Stored records
..........
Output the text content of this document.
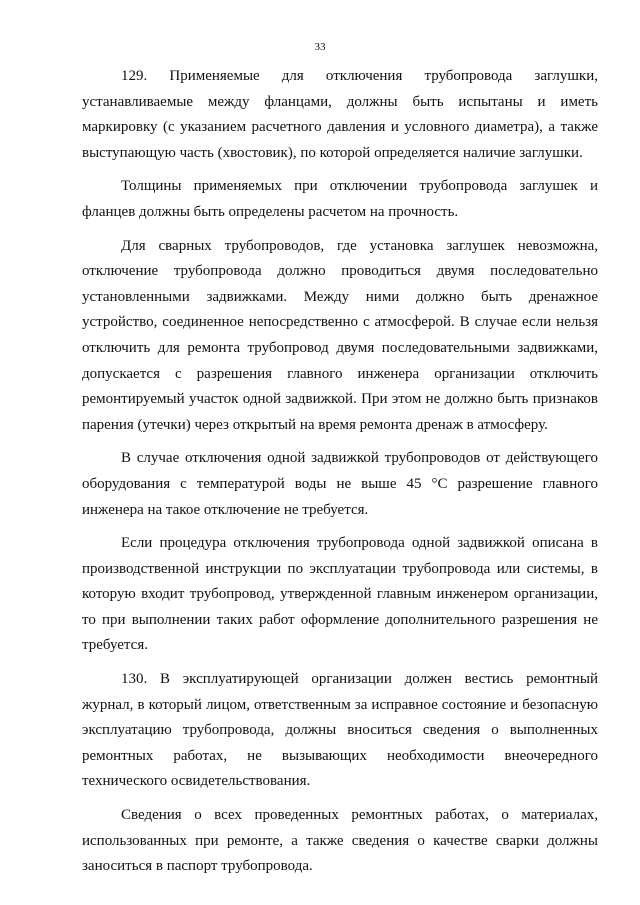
33

129. Применяемые для отключения трубопровода заглушки, устанавливаемые между фланцами, должны быть испытаны и иметь маркировку (с указанием расчетного давления и условного диаметра), а также выступающую часть (хвостовик), по которой определяется наличие заглушки.

Толщины применяемых при отключении трубопровода заглушек и фланцев должны быть определены расчетом на прочность.

Для сварных трубопроводов, где установка заглушек невозможна, отключение трубопровода должно проводиться двумя последовательно установленными задвижками. Между ними должно быть дренажное устройство, соединенное непосредственно с атмосферой. В случае если нельзя отключить для ремонта трубопровод двумя последовательными задвижками, допускается с разрешения главного инженера организации отключить ремонтируемый участок одной задвижкой. При этом не должно быть признаков парения (утечки) через открытый на время ремонта дренаж в атмосферу.

В случае отключения одной задвижкой трубопроводов от действующего оборудования с температурой воды не выше 45 °С разрешение главного инженера на такое отключение не требуется.

Если процедура отключения трубопровода одной задвижкой описана в производственной инструкции по эксплуатации трубопровода или системы, в которую входит трубопровод, утвержденной главным инженером организации, то при выполнении таких работ оформление дополнительного разрешения не требуется.

130. В эксплуатирующей организации должен вестись ремонтный журнал, в который лицом, ответственным за исправное состояние и безопасную эксплуатацию трубопровода, должны вноситься сведения о выполненных ремонтных работах, не вызывающих необходимости внеочередного технического освидетельствования.

Сведения о всех проведенных ремонтных работах, о материалах, использованных при ремонте, а также сведения о качестве сварки должны заноситься в паспорт трубопровода.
..........
Aim
Gather each line of the listing that holds the string "также".

Correct response
129. Применяемые для отключения трубопровода заглушки, устанавливаемые между фланцами, должны быть испытаны и иметь маркировку (с указанием расчетного давления и условного диаметра), а также выступающую часть (хвостовик), по которой определяется наличие заглушки.
Сведения о всех проведенных ремонтных работах, о материалах, использованных при ремонте, а также сведения о качестве сварки должны заноситься в паспорт трубопровода.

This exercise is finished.